_Supplied material_:

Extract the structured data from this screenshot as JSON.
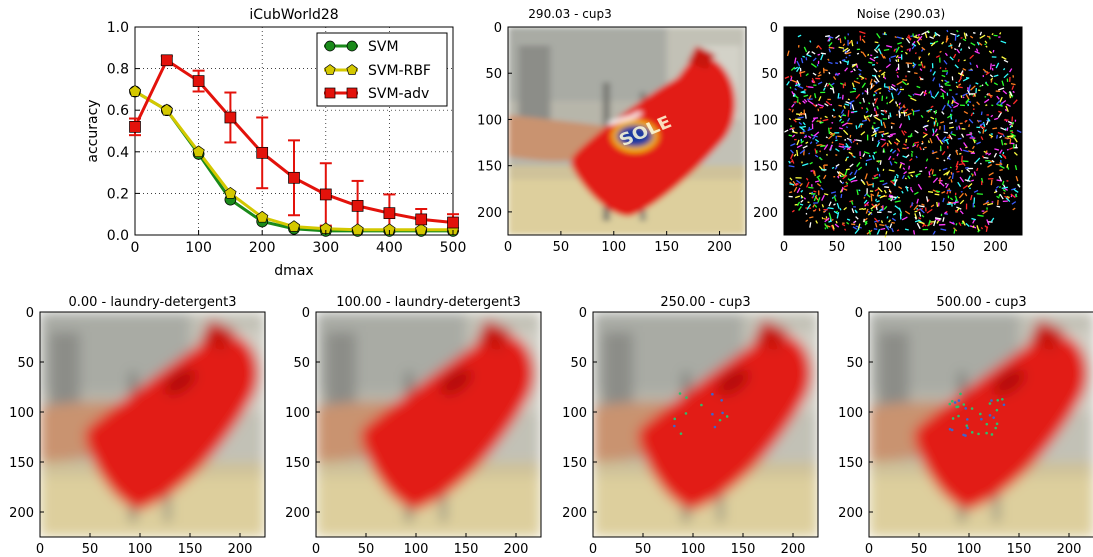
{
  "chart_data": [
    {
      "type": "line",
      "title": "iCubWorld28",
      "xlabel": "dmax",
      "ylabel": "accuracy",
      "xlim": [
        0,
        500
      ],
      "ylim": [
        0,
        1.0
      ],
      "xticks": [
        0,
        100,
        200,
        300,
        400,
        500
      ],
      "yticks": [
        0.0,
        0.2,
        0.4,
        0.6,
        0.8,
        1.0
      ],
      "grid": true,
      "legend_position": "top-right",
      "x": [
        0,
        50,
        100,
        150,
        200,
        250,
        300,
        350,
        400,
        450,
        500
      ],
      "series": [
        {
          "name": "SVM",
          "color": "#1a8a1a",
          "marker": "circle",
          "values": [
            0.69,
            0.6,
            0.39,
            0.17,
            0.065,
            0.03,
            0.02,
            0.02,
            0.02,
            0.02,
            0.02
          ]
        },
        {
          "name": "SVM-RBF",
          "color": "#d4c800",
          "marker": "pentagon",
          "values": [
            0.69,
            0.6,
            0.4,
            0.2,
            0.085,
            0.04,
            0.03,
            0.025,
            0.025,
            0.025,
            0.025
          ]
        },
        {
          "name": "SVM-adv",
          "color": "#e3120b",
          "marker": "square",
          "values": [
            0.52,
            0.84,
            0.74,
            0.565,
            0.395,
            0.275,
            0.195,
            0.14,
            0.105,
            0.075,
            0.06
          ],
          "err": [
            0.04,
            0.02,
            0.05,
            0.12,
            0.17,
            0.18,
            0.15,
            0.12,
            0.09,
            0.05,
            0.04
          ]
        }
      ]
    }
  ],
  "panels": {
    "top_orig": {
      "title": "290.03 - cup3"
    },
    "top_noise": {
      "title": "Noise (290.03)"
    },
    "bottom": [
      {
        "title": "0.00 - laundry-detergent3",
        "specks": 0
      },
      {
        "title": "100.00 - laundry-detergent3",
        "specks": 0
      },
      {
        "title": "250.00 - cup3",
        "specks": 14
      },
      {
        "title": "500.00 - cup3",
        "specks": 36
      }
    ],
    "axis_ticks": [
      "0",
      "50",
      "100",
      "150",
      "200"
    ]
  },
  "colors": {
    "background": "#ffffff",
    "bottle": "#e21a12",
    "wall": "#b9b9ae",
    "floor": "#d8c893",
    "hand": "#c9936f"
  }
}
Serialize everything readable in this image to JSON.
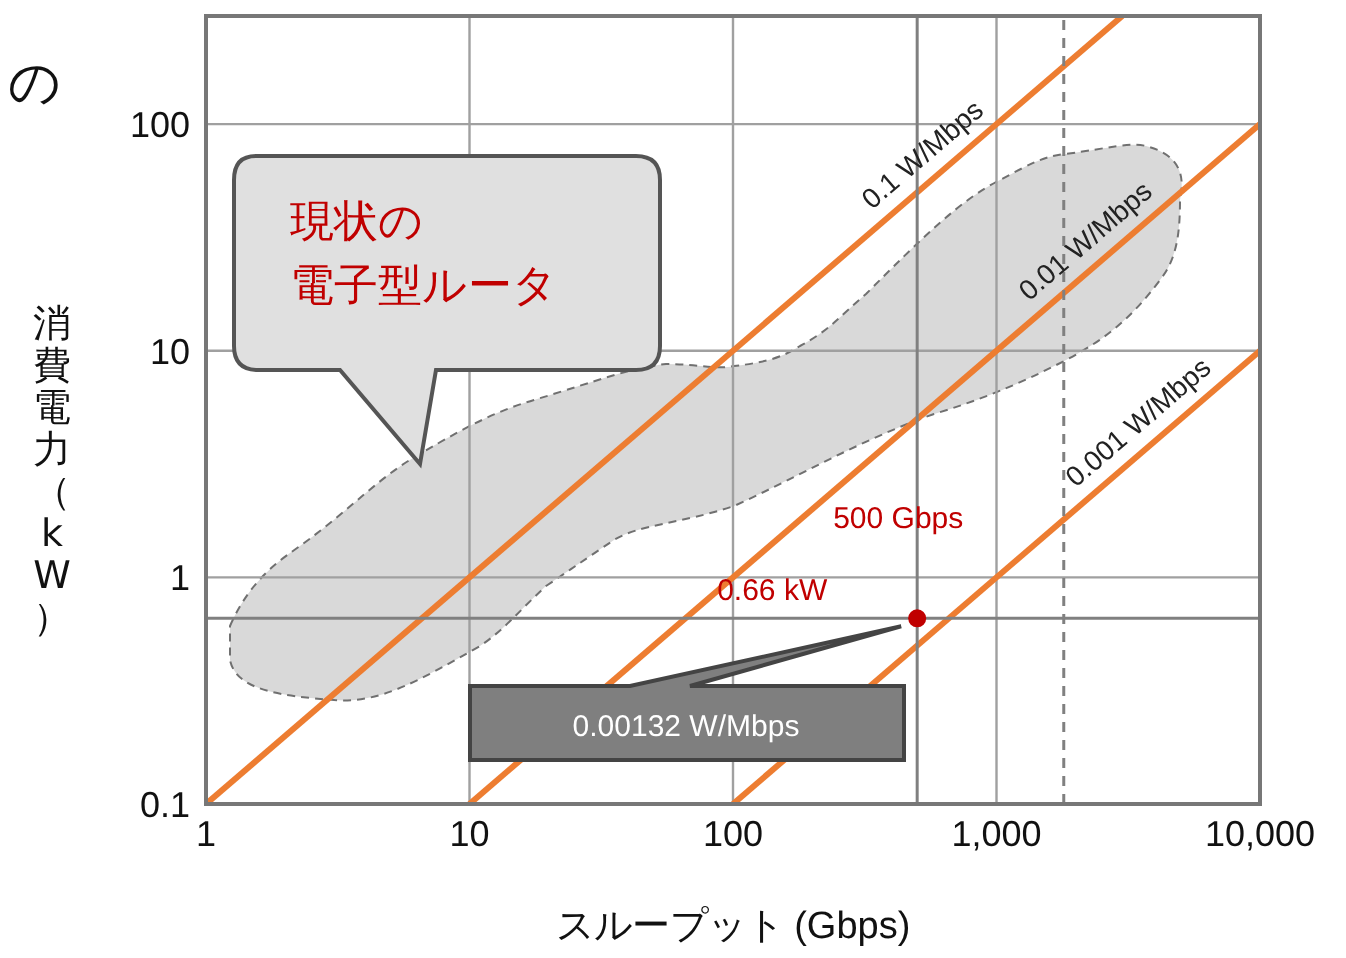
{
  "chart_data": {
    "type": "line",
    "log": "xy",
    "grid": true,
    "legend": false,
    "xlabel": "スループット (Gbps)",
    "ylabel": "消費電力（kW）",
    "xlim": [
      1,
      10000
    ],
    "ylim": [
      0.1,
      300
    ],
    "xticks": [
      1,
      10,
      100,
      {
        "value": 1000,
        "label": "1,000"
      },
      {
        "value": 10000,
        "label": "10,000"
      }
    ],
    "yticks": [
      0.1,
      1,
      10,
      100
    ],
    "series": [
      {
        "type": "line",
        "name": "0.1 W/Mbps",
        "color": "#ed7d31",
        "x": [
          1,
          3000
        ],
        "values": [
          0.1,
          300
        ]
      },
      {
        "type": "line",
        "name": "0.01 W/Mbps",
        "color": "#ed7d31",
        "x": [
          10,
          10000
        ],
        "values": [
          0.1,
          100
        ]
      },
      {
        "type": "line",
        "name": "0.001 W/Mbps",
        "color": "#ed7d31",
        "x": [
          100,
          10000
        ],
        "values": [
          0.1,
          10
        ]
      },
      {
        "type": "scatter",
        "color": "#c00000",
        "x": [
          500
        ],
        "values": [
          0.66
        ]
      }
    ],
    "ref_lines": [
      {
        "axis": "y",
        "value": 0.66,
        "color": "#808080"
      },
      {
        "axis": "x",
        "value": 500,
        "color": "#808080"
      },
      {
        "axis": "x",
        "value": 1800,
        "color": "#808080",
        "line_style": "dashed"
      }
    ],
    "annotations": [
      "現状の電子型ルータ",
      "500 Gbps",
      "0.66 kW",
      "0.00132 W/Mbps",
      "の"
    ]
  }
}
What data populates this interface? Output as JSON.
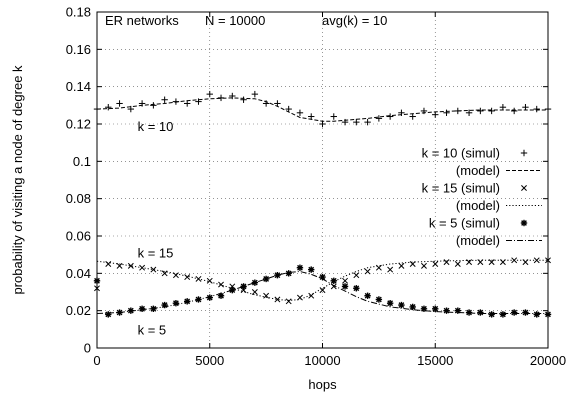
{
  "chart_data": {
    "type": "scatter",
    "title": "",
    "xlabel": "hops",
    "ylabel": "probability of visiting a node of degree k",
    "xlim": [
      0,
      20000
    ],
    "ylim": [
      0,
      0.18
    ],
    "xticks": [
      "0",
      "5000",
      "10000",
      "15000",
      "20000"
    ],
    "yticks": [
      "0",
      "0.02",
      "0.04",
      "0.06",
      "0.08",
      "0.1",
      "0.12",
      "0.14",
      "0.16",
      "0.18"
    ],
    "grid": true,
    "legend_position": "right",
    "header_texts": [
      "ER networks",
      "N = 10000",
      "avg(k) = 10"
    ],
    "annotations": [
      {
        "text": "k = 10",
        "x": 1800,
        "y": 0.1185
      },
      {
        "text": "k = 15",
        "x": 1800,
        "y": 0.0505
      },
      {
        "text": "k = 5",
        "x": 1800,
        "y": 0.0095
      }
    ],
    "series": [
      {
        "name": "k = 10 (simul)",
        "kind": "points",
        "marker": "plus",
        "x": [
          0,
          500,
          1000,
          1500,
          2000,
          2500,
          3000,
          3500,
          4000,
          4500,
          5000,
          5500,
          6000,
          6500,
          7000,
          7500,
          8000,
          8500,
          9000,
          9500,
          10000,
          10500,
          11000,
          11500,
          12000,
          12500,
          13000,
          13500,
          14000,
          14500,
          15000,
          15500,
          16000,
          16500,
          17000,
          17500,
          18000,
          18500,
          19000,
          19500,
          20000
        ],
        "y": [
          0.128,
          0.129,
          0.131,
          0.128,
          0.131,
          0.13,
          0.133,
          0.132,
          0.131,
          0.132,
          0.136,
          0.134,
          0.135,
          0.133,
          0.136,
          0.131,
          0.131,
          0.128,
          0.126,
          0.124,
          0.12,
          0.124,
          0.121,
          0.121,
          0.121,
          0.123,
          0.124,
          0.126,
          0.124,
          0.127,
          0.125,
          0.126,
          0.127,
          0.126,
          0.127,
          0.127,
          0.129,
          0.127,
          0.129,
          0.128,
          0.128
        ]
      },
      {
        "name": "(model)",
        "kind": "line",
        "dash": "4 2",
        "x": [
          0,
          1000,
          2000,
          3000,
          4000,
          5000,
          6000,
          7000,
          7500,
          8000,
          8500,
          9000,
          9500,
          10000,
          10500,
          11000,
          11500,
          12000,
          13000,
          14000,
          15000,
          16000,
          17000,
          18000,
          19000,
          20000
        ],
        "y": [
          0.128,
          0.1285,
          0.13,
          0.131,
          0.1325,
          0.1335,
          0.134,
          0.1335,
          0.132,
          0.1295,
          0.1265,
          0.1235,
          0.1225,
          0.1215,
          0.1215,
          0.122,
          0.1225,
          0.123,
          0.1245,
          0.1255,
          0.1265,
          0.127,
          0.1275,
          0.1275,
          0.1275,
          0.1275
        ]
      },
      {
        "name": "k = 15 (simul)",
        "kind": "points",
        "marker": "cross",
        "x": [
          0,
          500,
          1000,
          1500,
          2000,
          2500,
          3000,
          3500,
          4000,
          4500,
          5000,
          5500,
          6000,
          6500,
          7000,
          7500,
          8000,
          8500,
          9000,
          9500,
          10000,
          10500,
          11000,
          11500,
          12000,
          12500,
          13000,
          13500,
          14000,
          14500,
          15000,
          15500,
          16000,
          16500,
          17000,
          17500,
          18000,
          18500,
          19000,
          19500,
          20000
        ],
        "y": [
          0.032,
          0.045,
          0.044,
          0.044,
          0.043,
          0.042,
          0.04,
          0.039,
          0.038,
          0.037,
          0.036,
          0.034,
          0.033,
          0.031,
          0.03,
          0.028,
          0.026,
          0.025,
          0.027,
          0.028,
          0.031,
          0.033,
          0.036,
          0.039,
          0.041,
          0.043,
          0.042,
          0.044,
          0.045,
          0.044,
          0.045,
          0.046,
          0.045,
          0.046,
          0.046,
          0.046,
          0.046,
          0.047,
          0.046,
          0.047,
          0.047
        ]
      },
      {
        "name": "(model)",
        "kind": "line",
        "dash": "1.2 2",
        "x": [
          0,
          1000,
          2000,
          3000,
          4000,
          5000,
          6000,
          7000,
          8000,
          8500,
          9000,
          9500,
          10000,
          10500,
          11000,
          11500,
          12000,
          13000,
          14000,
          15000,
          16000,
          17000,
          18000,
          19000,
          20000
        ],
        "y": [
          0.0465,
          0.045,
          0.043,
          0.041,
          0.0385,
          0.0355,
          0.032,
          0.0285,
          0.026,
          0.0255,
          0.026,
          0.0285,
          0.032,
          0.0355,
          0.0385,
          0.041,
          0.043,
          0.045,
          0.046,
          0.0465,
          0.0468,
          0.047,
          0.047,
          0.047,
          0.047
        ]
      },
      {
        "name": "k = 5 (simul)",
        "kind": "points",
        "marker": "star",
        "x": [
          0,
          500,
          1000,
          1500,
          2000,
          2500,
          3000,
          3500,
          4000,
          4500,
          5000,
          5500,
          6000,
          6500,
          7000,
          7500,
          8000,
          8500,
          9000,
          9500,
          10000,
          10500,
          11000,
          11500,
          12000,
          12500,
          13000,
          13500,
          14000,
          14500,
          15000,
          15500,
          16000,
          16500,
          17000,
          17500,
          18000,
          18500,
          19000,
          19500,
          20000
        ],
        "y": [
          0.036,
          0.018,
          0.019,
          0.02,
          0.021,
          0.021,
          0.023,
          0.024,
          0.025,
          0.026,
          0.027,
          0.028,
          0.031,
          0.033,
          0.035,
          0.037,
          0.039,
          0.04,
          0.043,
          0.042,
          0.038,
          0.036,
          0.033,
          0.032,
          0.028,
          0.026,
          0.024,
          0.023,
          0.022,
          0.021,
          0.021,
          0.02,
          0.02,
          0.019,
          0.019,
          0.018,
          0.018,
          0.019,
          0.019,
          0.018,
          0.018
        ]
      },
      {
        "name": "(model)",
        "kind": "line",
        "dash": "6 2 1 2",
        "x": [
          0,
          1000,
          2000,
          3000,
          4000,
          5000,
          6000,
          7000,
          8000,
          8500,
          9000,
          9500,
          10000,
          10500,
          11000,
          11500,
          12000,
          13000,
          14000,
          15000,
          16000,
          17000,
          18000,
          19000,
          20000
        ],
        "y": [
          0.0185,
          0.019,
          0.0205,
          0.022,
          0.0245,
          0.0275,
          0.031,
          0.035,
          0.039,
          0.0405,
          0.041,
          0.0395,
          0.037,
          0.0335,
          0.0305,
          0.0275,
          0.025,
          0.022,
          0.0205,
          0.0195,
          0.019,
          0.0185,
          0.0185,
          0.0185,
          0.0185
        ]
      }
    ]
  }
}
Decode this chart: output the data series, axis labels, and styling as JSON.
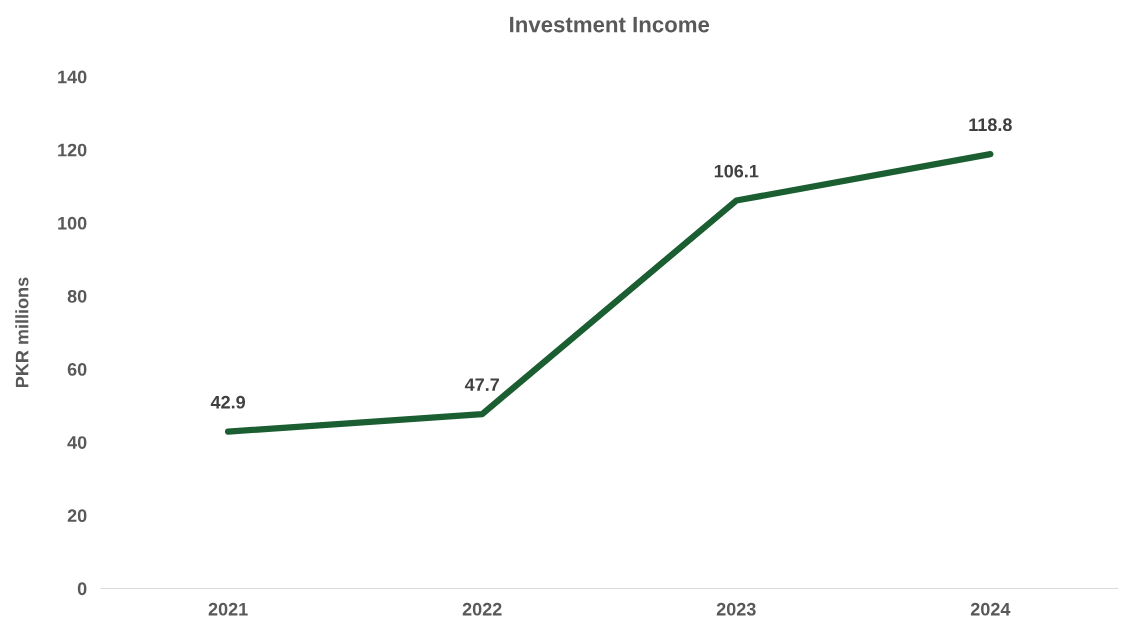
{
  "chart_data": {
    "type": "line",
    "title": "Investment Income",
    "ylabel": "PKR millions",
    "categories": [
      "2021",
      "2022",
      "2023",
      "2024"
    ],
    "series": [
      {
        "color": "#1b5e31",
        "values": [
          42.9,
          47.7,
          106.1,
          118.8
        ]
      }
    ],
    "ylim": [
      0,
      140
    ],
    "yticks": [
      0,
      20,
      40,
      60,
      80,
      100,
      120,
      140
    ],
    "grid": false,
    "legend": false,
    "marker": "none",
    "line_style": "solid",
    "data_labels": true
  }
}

_Instruction_: Gather each line holding the string "title".

_Solution for this task_:
      "title": "iCubWorld28",
      "title": "290.03 - cup3"
      "title": "Noise (290.03)"
        "title": "0.00 - laundry-detergent3",
        "title": "100.00 - laundry-detergent3",
        "title": "250.00 - cup3",
        "title": "500.00 - cup3",
    "title": "",
    "title": "Investment Income",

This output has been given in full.